Go through the entries below and copy each line containing the word "life".

→ GIVEN DATA:
━━━━

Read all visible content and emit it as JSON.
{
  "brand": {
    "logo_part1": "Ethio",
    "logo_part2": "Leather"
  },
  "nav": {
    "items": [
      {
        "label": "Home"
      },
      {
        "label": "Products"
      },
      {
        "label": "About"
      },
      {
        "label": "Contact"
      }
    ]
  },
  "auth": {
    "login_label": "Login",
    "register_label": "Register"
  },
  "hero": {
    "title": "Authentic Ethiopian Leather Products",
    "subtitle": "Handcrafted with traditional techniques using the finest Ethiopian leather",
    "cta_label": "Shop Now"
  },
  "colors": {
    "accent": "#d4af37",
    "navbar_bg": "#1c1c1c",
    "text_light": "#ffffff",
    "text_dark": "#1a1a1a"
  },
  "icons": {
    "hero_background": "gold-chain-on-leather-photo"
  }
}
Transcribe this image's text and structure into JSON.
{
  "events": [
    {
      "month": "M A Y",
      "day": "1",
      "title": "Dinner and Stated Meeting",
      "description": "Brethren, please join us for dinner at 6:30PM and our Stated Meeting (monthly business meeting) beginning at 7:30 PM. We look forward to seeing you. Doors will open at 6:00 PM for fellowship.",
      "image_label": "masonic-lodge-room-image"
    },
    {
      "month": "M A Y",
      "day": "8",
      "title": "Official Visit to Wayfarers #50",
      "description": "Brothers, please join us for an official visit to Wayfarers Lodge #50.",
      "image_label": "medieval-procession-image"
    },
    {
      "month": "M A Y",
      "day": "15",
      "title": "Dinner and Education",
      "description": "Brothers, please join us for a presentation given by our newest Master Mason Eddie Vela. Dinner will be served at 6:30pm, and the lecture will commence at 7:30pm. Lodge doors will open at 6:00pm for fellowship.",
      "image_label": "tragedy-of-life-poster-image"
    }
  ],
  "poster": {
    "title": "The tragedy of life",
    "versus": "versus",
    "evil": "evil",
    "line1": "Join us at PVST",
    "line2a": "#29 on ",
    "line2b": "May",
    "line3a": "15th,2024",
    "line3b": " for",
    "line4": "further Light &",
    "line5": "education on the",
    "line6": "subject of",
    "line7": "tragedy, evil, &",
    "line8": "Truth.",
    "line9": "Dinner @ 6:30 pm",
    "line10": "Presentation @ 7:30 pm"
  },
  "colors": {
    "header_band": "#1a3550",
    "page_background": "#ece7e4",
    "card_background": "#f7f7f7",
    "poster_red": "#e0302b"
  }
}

━━━━

→ EXERCISE RESPONSE:
      "image_label": "tragedy-of-life-poster-image"
    "title": "The tragedy of life",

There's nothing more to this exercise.